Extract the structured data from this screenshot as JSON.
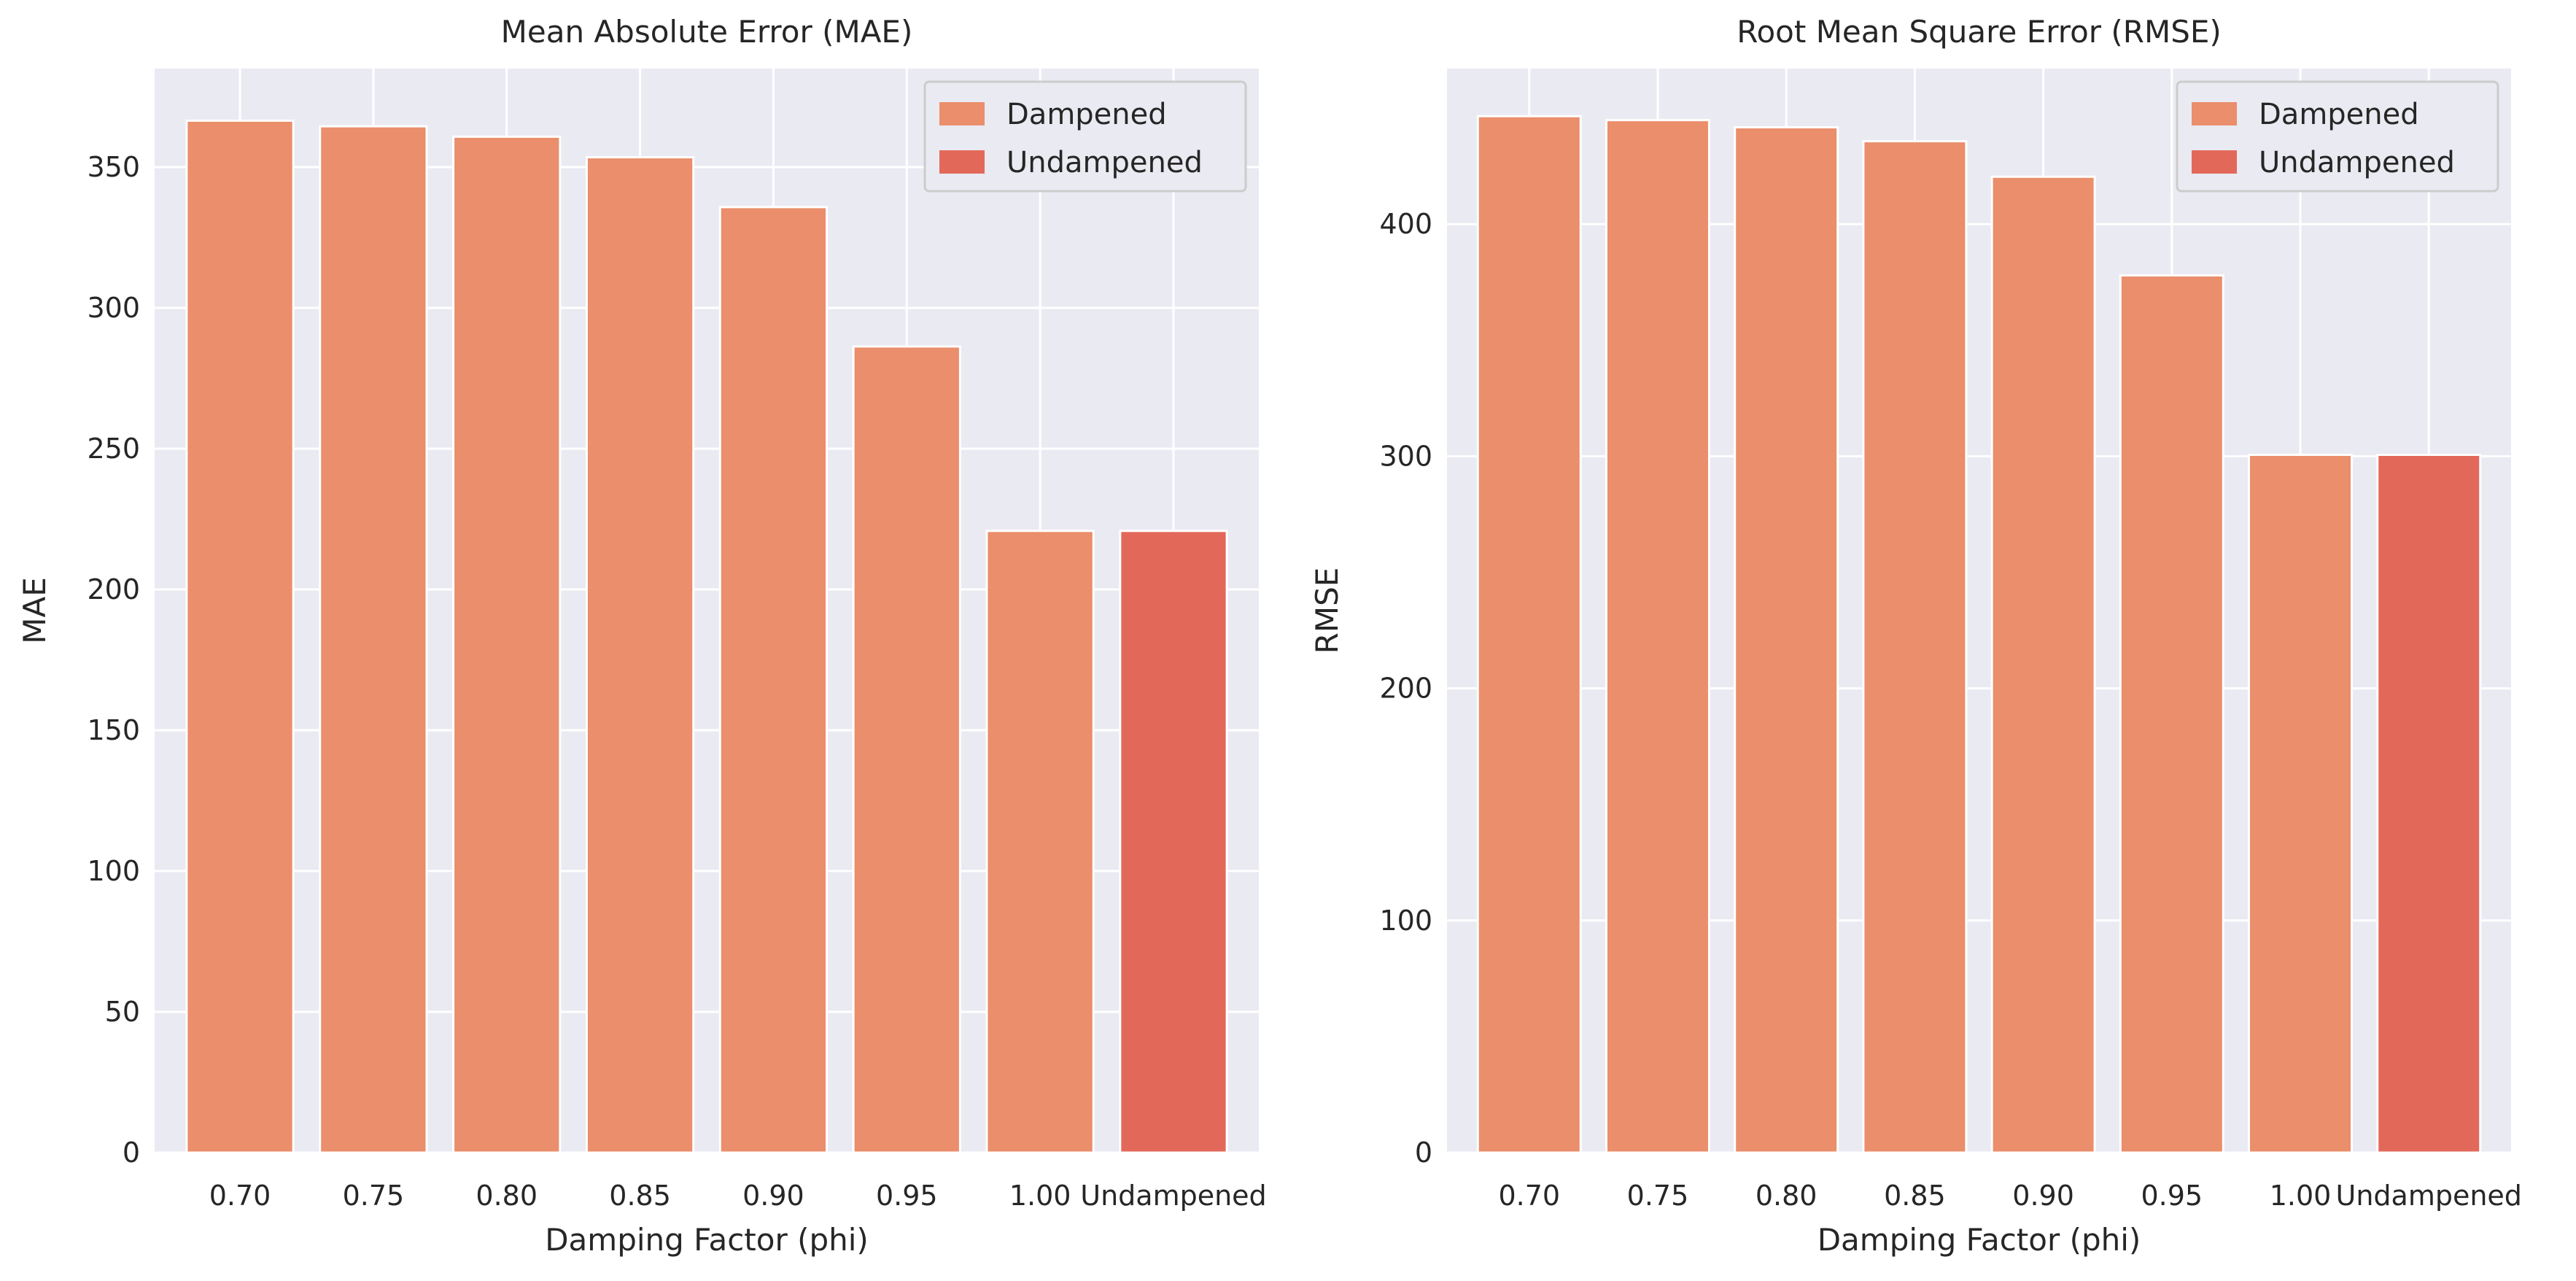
{
  "chart_data": [
    {
      "type": "bar",
      "title": "Mean Absolute Error (MAE)",
      "xlabel": "Damping Factor (phi)",
      "ylabel": "MAE",
      "categories": [
        "0.70",
        "0.75",
        "0.80",
        "0.85",
        "0.90",
        "0.95",
        "1.00",
        "Undampened"
      ],
      "yticks": [
        0,
        50,
        100,
        150,
        200,
        250,
        300,
        350
      ],
      "ylim": [
        0,
        385
      ],
      "grid": true,
      "legend_position": "top-right",
      "series": [
        {
          "name": "Dampened",
          "color": "#EA8E6B",
          "values": [
            366.5,
            364.5,
            360.8,
            353.5,
            335.8,
            286.3,
            220.8,
            null
          ]
        },
        {
          "name": "Undampened",
          "color": "#E2695A",
          "values": [
            null,
            null,
            null,
            null,
            null,
            null,
            null,
            220.8
          ]
        }
      ]
    },
    {
      "type": "bar",
      "title": "Root Mean Square Error (RMSE)",
      "xlabel": "Damping Factor (phi)",
      "ylabel": "RMSE",
      "categories": [
        "0.70",
        "0.75",
        "0.80",
        "0.85",
        "0.90",
        "0.95",
        "1.00",
        "Undampened"
      ],
      "yticks": [
        0,
        100,
        200,
        300,
        400
      ],
      "ylim": [
        0,
        467
      ],
      "grid": true,
      "legend_position": "top-right",
      "series": [
        {
          "name": "Dampened",
          "color": "#EA8E6B",
          "values": [
            446.5,
            444.8,
            441.7,
            435.7,
            420.4,
            377.9,
            300.6,
            null
          ]
        },
        {
          "name": "Undampened",
          "color": "#E2695A",
          "values": [
            null,
            null,
            null,
            null,
            null,
            null,
            null,
            300.6
          ]
        }
      ]
    }
  ]
}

## Task goal
Restate each of the entries above word for word and skip every image.

## Written solution
Extract the structured data from this screenshot as JSON.
{
  "chart_data": [
    {
      "type": "bar",
      "title": "Mean Absolute Error (MAE)",
      "xlabel": "Damping Factor (phi)",
      "ylabel": "MAE",
      "categories": [
        "0.70",
        "0.75",
        "0.80",
        "0.85",
        "0.90",
        "0.95",
        "1.00",
        "Undampened"
      ],
      "yticks": [
        0,
        50,
        100,
        150,
        200,
        250,
        300,
        350
      ],
      "ylim": [
        0,
        385
      ],
      "grid": true,
      "legend_position": "top-right",
      "series": [
        {
          "name": "Dampened",
          "color": "#EA8E6B",
          "values": [
            366.5,
            364.5,
            360.8,
            353.5,
            335.8,
            286.3,
            220.8,
            null
          ]
        },
        {
          "name": "Undampened",
          "color": "#E2695A",
          "values": [
            null,
            null,
            null,
            null,
            null,
            null,
            null,
            220.8
          ]
        }
      ]
    },
    {
      "type": "bar",
      "title": "Root Mean Square Error (RMSE)",
      "xlabel": "Damping Factor (phi)",
      "ylabel": "RMSE",
      "categories": [
        "0.70",
        "0.75",
        "0.80",
        "0.85",
        "0.90",
        "0.95",
        "1.00",
        "Undampened"
      ],
      "yticks": [
        0,
        100,
        200,
        300,
        400
      ],
      "ylim": [
        0,
        467
      ],
      "grid": true,
      "legend_position": "top-right",
      "series": [
        {
          "name": "Dampened",
          "color": "#EA8E6B",
          "values": [
            446.5,
            444.8,
            441.7,
            435.7,
            420.4,
            377.9,
            300.6,
            null
          ]
        },
        {
          "name": "Undampened",
          "color": "#E2695A",
          "values": [
            null,
            null,
            null,
            null,
            null,
            null,
            null,
            300.6
          ]
        }
      ]
    }
  ]
}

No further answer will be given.